• **Exercise requirements**:
Determine how many lines in the entries below include "property". The reply should be that number and nothing else.

Dataset excerpts:
▬▬▬

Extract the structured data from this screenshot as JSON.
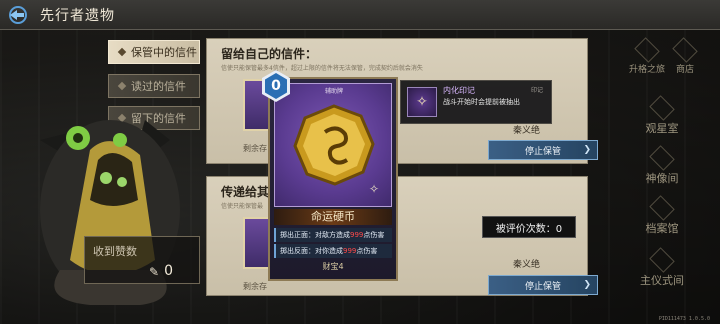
{
  "header": {
    "title": "先行者遗物"
  },
  "tabs": [
    {
      "label": "保管中的信件",
      "active": true
    },
    {
      "label": "读过的信件",
      "active": false
    },
    {
      "label": "留下的信件",
      "active": false
    }
  ],
  "received": {
    "label": "收到赞数",
    "count": "0"
  },
  "panel_top": {
    "title": "留给自己的信件：",
    "subtitle": "信使只能保管最多4信件，超过上限的信件将无法保管，完成契约后就会消失",
    "remain": "剩余存",
    "signature": "秦义绝",
    "stop_label": "停止保管"
  },
  "panel_bottom": {
    "title": "传递给其它",
    "subtitle": "信使只能保管最",
    "remain": "剩余存",
    "signature": "秦义绝",
    "stop_label": "停止保管",
    "eval_label": "被评价次数：0"
  },
  "card": {
    "cost": "0",
    "type": "辅助牌",
    "name": "命运硬币",
    "effects": [
      {
        "prefix": "掷出正面：对敌方造成",
        "value": "999",
        "suffix": "点伤害"
      },
      {
        "prefix": "掷出反面：对你造成",
        "value": "999",
        "suffix": "点伤害"
      }
    ],
    "footer": "财宝4",
    "footer_sub": "4"
  },
  "imprint": {
    "title": "内化印记",
    "tag": "印记",
    "desc": "战斗开始时会提前被抽出"
  },
  "right_nav": [
    {
      "label": "升格之旅",
      "icon": "ascension-icon"
    },
    {
      "label": "商店",
      "icon": "shop-icon"
    },
    {
      "label": "观星室",
      "icon": "observatory-icon"
    },
    {
      "label": "神像间",
      "icon": "statue-icon"
    },
    {
      "label": "档案馆",
      "icon": "archive-icon"
    },
    {
      "label": "主仪式间",
      "icon": "ritual-icon"
    }
  ],
  "version": "PID111473 1.0.5.0",
  "colors": {
    "accent_blue": "#2a6fb4",
    "card_purple": "#5a3b90",
    "damage_red": "#ff4a4a",
    "panel_beige": "#d9d0bb"
  }
}
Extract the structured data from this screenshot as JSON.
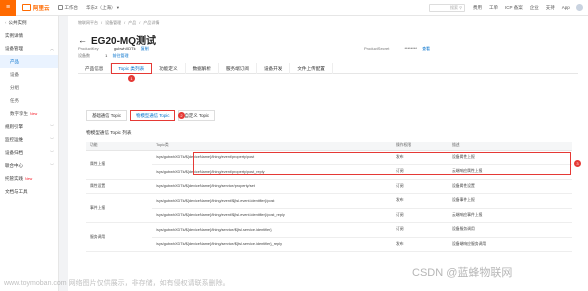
{
  "topbar": {
    "brand": "阿里云",
    "workbench": "工作台",
    "region": "华东2（上海）",
    "search_placeholder": "搜索",
    "links": [
      "费用",
      "工单",
      "ICP 备案",
      "企业",
      "支持",
      "App"
    ]
  },
  "sidebar": {
    "items": [
      {
        "label": "公共实例",
        "arrow": "‹"
      },
      {
        "label": "实例详情"
      },
      {
        "label": "设备管理",
        "arrow": "^"
      },
      {
        "label": "产品",
        "sub": true,
        "active": true
      },
      {
        "label": "设备",
        "sub": true
      },
      {
        "label": "分组",
        "sub": true
      },
      {
        "label": "任务",
        "sub": true
      },
      {
        "label": "数字孪生",
        "sub": true,
        "badge": "New"
      },
      {
        "label": "规则引擎",
        "arrow": "v"
      },
      {
        "label": "监控运维",
        "arrow": "v"
      },
      {
        "label": "设备归档",
        "arrow": "v"
      },
      {
        "label": "联合中心",
        "arrow": "v"
      },
      {
        "label": "托管实践",
        "badge": "New"
      },
      {
        "label": "文档与工具"
      }
    ]
  },
  "breadcrumb": [
    "物联网平台",
    "/",
    "设备管理",
    "/",
    "产品",
    "/",
    "产品详情"
  ],
  "page": {
    "title": "EG20-MQ测试",
    "product_key_label": "ProductKey",
    "product_key_value": "gubwhXDTk",
    "product_key_link": "复制",
    "product_secret_label": "ProductSecret",
    "product_secret_value": "********",
    "product_secret_link": "查看",
    "device_count_label": "设备数",
    "device_count_value": "1",
    "device_count_link": "前往管理"
  },
  "tabs": [
    {
      "label": "产品信息"
    },
    {
      "label": "Topic 类列表",
      "active": true
    },
    {
      "label": "功能定义"
    },
    {
      "label": "数据解析"
    },
    {
      "label": "服务端订阅"
    },
    {
      "label": "设备开发"
    },
    {
      "label": "文件上传配置"
    }
  ],
  "subtabs": [
    {
      "label": "基础通信 Topic"
    },
    {
      "label": "物模型通信 Topic",
      "active": true
    },
    {
      "label": "自定义 Topic"
    }
  ],
  "markers": [
    "1",
    "2",
    "3"
  ],
  "section_title": "物模型通信 Topic 列表",
  "table": {
    "headers": [
      "功能",
      "Topic类",
      "操作权限",
      "描述"
    ],
    "rows": [
      {
        "fn": "属性上报",
        "topic": "/sys/gubwhXDTk/${deviceName}/thing/event/property/post",
        "op": "发布",
        "desc": "设备属性上报"
      },
      {
        "fn": "",
        "topic": "/sys/gubwhXDTk/${deviceName}/thing/event/property/post_reply",
        "op": "订阅",
        "desc": "云端响应属性上报"
      },
      {
        "fn": "属性设置",
        "topic": "/sys/gubwhXDTk/${deviceName}/thing/service/property/set",
        "op": "订阅",
        "desc": "设备属性设置"
      },
      {
        "fn": "事件上报",
        "topic": "/sys/gubwhXDTk/${deviceName}/thing/event/${tsl.event.identifier}/post",
        "op": "发布",
        "desc": "设备事件上报"
      },
      {
        "fn": "",
        "topic": "/sys/gubwhXDTk/${deviceName}/thing/event/${tsl.event.identifier}/post_reply",
        "op": "订阅",
        "desc": "云端响应事件上报"
      },
      {
        "fn": "服务调用",
        "topic": "/sys/gubwhXDTk/${deviceName}/thing/service/${tsl.service.identifier}",
        "op": "订阅",
        "desc": "设备服务调用"
      },
      {
        "fn": "",
        "topic": "/sys/gubwhXDTk/${deviceName}/thing/service/${tsl.service.identifier}_reply",
        "op": "发布",
        "desc": "设备端响应服务调用"
      }
    ]
  },
  "watermark_left": "www.toymoban.com 网络图片仅供展示，非存储，如有侵权请联系删除。",
  "watermark_right": "CSDN @蓝蜂物联网",
  "colors": {
    "brand": "#ff6a00",
    "link": "#0070cc",
    "highlight": "#e53935"
  }
}
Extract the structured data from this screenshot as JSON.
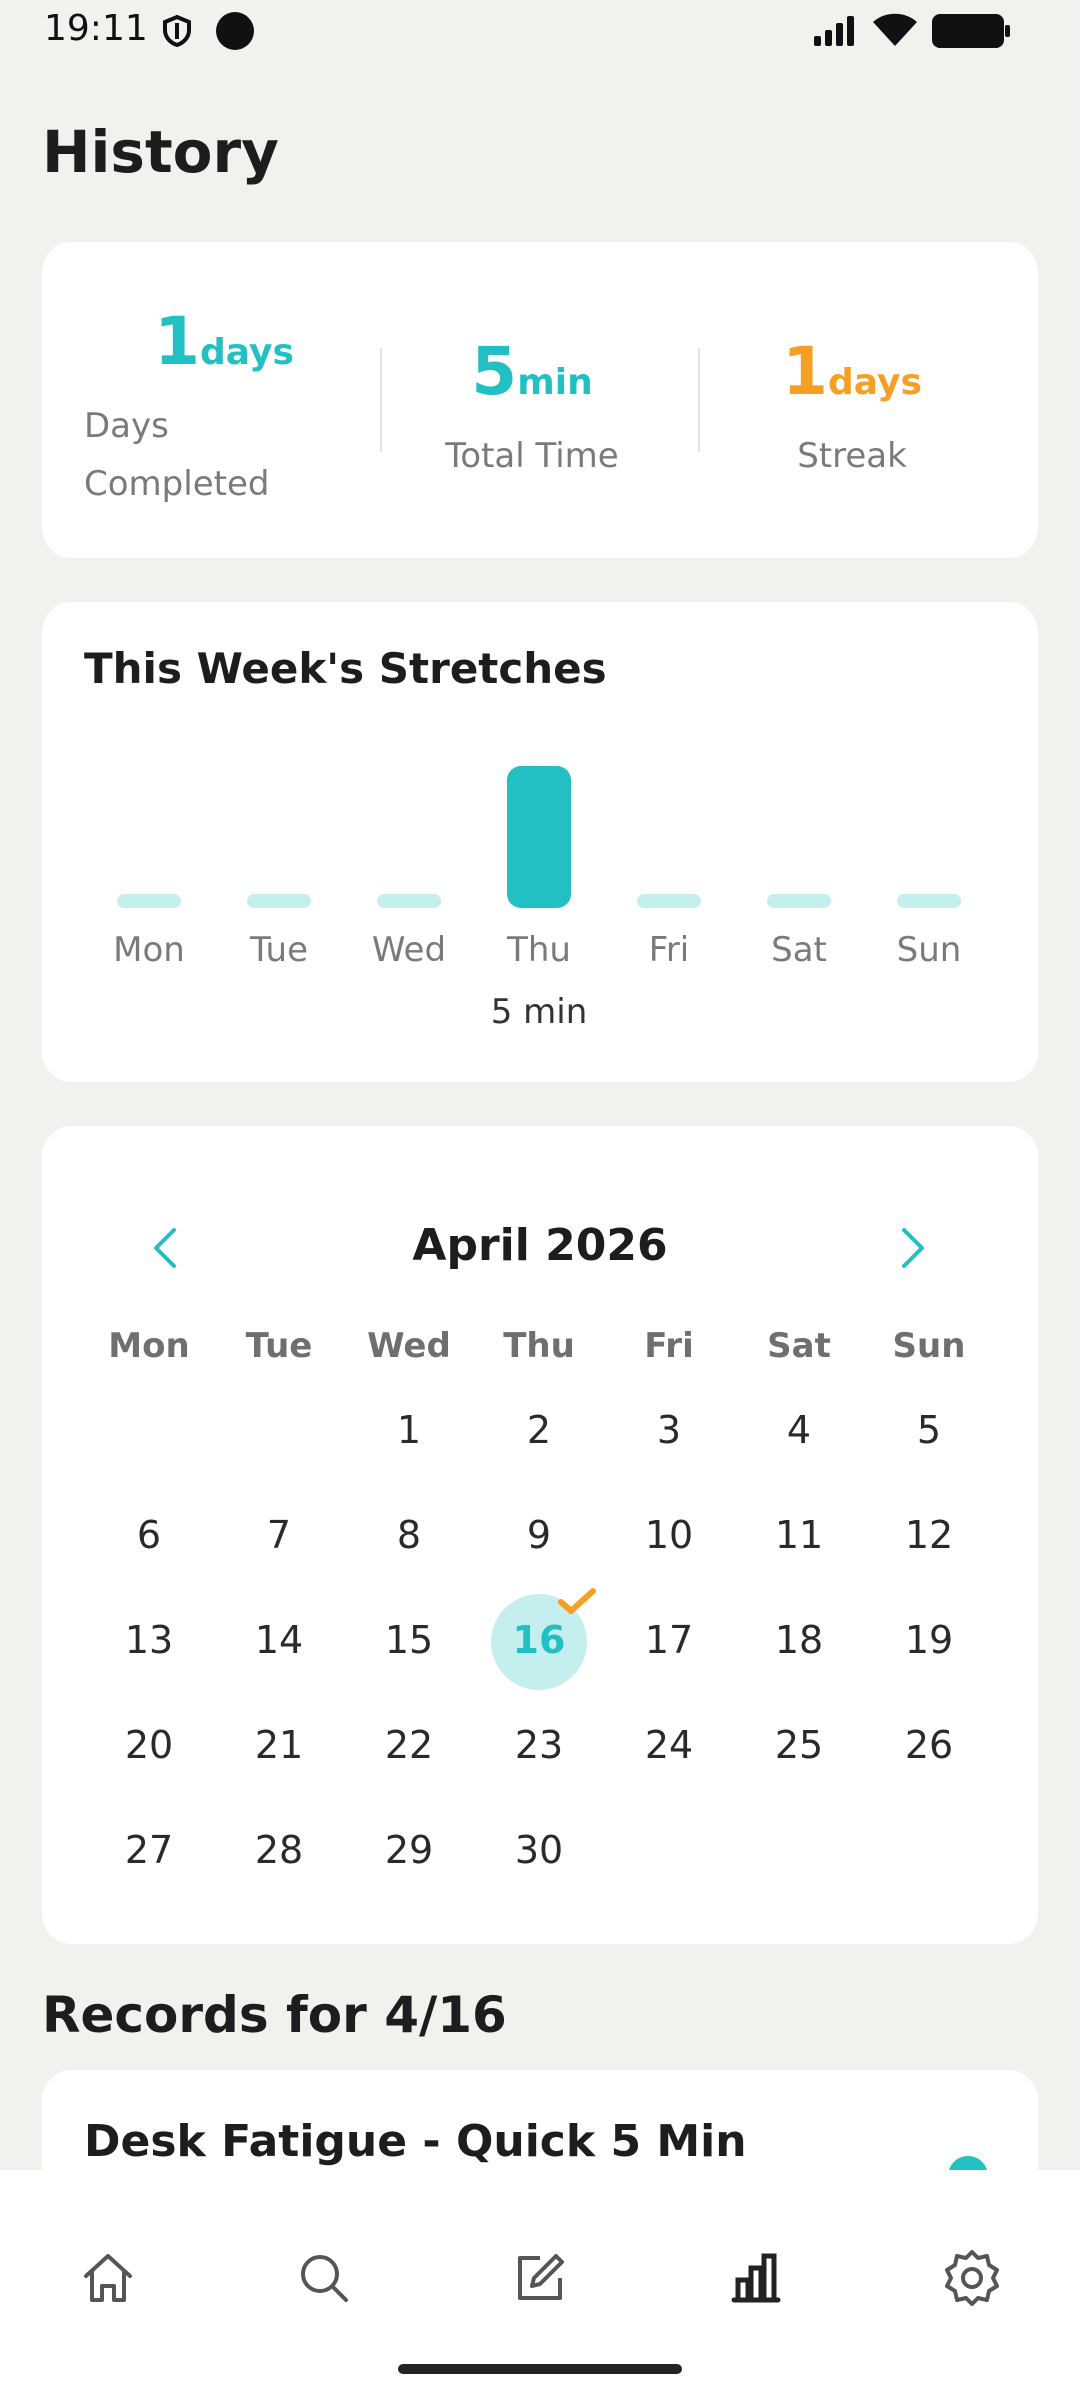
{
  "status_bar": {
    "time": "19:11"
  },
  "header": {
    "title": "History"
  },
  "summary": {
    "days_completed": {
      "value": "1",
      "unit": "days",
      "label_line1": "Days",
      "label_line2": "Completed"
    },
    "total_time": {
      "value": "5",
      "unit": "min",
      "label": "Total Time"
    },
    "streak": {
      "value": "1",
      "unit": "days",
      "label": "Streak"
    }
  },
  "week_chart": {
    "title": "This Week's Stretches",
    "days": [
      "Mon",
      "Tue",
      "Wed",
      "Thu",
      "Fri",
      "Sat",
      "Sun"
    ],
    "values_min": [
      0,
      0,
      0,
      5,
      0,
      0,
      0
    ],
    "highlight_label": "5 min",
    "colors": {
      "active": "#22bfc3",
      "inactive": "#c5eeee"
    }
  },
  "calendar": {
    "month_title": "April 2026",
    "weekdays": [
      "Mon",
      "Tue",
      "Wed",
      "Thu",
      "Fri",
      "Sat",
      "Sun"
    ],
    "weeks": [
      [
        "",
        "",
        "1",
        "2",
        "3",
        "4",
        "5"
      ],
      [
        "6",
        "7",
        "8",
        "9",
        "10",
        "11",
        "12"
      ],
      [
        "13",
        "14",
        "15",
        "16",
        "17",
        "18",
        "19"
      ],
      [
        "20",
        "21",
        "22",
        "23",
        "24",
        "25",
        "26"
      ],
      [
        "27",
        "28",
        "29",
        "30",
        "",
        "",
        ""
      ]
    ],
    "selected_day": "16",
    "completed_days": [
      "16"
    ]
  },
  "records": {
    "title": "Records for 4/16",
    "items": [
      {
        "title": "Desk Fatigue - Quick 5 Min"
      }
    ]
  },
  "nav": {
    "items": [
      {
        "name": "home",
        "icon": "home-icon"
      },
      {
        "name": "search",
        "icon": "search-icon"
      },
      {
        "name": "edit",
        "icon": "edit-icon"
      },
      {
        "name": "history",
        "icon": "bar-chart-icon",
        "active": true
      },
      {
        "name": "settings",
        "icon": "gear-icon"
      }
    ]
  },
  "colors": {
    "accent": "#22bfc3",
    "streak": "#f5a024",
    "background": "#f1f1ee"
  }
}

▬▬▬

• **Correct response**:
3